Task to carry out ->
Only the lines from the one containing "Read this page and output its text content." to the end of the records belong in the output; print them exactly.
>> begin Information supplied
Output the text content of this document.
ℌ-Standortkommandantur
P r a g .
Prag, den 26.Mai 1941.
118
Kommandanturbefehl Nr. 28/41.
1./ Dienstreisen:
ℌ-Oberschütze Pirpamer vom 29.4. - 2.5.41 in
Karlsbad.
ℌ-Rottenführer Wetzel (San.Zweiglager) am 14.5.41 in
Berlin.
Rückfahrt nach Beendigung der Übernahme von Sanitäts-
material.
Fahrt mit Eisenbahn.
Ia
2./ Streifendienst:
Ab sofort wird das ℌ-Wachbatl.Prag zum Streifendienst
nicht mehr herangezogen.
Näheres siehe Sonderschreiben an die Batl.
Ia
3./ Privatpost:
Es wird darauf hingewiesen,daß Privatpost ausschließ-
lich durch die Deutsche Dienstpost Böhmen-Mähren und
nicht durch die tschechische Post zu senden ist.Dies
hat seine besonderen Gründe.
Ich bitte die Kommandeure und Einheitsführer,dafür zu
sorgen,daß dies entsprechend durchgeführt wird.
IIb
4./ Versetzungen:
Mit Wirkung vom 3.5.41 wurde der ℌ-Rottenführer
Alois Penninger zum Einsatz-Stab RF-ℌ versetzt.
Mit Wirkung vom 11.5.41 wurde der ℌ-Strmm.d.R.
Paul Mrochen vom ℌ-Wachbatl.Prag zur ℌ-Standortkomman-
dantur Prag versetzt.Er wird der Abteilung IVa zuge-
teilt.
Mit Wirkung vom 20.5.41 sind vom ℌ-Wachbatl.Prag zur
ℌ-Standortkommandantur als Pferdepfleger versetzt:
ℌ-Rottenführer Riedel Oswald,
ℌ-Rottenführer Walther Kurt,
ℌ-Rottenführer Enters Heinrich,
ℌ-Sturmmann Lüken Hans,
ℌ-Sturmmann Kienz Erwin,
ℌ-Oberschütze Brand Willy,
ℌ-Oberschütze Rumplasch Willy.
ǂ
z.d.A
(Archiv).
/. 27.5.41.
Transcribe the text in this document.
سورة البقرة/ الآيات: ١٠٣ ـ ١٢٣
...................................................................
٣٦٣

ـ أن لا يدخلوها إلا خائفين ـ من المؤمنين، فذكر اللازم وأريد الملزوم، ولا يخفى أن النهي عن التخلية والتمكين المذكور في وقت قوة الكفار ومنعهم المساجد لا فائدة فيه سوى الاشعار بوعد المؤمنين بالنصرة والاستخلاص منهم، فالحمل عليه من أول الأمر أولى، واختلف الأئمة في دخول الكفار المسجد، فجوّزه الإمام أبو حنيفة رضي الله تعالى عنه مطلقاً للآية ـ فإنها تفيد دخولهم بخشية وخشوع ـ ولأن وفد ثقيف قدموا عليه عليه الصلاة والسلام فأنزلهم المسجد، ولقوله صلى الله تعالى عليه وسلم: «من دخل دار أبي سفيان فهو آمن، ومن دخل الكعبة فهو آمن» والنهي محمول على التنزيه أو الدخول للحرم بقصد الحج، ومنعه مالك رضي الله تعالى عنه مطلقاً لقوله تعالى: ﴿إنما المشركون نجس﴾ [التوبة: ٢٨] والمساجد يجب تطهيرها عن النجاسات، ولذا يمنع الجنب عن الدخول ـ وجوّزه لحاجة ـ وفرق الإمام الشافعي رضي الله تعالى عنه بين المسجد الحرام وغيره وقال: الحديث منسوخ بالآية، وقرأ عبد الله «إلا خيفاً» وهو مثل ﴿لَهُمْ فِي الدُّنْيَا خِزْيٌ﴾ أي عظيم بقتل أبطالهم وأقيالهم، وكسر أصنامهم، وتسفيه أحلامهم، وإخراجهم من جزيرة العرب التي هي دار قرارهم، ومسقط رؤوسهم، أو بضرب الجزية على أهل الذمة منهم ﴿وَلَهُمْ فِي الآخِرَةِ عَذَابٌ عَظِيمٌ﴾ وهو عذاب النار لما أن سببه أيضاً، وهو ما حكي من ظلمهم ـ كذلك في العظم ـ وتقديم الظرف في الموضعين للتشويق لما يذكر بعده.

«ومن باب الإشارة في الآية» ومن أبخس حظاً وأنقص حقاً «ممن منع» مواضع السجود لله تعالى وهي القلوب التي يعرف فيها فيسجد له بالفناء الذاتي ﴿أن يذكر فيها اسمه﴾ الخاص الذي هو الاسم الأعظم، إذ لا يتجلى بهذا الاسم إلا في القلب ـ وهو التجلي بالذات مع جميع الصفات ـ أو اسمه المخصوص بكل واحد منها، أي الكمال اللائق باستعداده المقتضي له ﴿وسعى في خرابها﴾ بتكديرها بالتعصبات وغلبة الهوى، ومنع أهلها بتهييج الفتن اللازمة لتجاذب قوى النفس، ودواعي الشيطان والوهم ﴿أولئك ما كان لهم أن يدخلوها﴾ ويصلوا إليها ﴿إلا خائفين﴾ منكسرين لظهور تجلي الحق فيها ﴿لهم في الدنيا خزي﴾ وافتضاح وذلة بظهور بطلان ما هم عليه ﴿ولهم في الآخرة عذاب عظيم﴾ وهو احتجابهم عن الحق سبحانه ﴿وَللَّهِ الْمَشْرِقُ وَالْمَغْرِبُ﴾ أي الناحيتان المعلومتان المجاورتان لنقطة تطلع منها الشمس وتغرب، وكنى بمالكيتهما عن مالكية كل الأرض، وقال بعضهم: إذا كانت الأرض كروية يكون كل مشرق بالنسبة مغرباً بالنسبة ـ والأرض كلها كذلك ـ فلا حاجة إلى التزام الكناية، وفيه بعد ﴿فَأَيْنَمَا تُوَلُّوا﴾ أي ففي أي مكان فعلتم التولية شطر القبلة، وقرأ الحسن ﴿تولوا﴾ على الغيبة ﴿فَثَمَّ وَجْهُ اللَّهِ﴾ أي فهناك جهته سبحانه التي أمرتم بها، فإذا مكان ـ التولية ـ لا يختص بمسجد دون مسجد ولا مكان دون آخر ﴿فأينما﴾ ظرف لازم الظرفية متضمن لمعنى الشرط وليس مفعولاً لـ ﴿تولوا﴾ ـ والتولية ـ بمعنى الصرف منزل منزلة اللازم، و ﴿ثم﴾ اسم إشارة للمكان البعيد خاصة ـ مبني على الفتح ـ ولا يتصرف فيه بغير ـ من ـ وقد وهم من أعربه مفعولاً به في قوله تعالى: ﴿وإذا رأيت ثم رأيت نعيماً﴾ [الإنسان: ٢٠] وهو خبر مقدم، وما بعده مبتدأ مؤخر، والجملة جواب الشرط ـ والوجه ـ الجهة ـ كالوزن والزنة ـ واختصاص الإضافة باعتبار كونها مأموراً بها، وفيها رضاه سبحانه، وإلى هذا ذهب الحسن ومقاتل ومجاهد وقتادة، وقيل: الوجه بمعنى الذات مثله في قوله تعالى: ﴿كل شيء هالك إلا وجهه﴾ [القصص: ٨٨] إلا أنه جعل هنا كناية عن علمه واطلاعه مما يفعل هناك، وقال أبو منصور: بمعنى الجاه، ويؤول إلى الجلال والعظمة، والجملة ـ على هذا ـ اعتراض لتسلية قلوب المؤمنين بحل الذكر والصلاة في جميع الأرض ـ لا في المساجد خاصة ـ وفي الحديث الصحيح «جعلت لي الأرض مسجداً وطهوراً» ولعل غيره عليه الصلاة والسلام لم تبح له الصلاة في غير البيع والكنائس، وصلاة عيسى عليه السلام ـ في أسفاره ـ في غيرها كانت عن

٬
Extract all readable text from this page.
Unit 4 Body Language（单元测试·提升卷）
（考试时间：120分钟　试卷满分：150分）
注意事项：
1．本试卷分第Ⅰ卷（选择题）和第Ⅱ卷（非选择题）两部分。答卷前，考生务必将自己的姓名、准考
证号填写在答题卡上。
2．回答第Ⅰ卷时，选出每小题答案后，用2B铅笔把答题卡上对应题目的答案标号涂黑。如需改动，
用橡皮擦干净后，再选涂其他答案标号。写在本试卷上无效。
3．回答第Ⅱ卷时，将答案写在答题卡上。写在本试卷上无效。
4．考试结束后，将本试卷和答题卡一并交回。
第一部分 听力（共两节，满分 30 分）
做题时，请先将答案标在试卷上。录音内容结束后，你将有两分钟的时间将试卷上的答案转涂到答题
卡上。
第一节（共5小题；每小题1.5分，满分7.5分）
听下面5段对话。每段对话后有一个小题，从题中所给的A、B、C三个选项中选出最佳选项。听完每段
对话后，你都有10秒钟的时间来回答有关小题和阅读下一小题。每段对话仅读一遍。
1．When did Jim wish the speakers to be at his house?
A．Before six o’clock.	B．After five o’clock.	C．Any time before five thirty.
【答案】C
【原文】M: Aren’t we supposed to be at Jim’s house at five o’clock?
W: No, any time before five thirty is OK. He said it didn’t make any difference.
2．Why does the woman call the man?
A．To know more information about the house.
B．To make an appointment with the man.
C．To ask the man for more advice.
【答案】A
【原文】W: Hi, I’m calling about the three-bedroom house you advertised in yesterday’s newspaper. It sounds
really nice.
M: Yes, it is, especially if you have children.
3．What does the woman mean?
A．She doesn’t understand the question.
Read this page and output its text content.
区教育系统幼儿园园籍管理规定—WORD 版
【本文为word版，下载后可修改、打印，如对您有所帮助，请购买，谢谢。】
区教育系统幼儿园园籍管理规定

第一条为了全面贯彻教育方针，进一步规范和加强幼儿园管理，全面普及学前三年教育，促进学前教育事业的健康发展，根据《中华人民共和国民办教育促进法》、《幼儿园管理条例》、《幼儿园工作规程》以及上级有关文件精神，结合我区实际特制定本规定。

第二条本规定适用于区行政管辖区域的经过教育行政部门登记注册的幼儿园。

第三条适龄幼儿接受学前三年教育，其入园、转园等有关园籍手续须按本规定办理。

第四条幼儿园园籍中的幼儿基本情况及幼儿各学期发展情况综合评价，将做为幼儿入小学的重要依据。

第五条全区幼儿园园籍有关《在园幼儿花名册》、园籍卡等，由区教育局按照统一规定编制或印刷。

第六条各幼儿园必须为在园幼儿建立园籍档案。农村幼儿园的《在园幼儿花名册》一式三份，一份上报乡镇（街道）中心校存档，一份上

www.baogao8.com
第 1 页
>> end Information supplied
Right answer ->
Read this page and output its text content.
区教育系统幼儿园园籍管理规定—WORD 版
【本文为word版，下载后可修改、打印，如对您有所帮助，请购买，谢谢。】
区教育系统幼儿园园籍管理规定

第一条为了全面贯彻教育方针，进一步规范和加强幼儿园管理，全面普及学前三年教育，促进学前教育事业的健康发展，根据《中华人民共和国民办教育促进法》、《幼儿园管理条例》、《幼儿园工作规程》以及上级有关文件精神，结合我区实际特制定本规定。

第二条本规定适用于区行政管辖区域的经过教育行政部门登记注册的幼儿园。

第三条适龄幼儿接受学前三年教育，其入园、转园等有关园籍手续须按本规定办理。

第四条幼儿园园籍中的幼儿基本情况及幼儿各学期发展情况综合评价，将做为幼儿入小学的重要依据。

第五条全区幼儿园园籍有关《在园幼儿花名册》、园籍卡等，由区教育局按照统一规定编制或印刷。

第六条各幼儿园必须为在园幼儿建立园籍档案。农村幼儿园的《在园幼儿花名册》一式三份，一份上报乡镇（街道）中心校存档，一份上

www.baogao8.com
第 1 页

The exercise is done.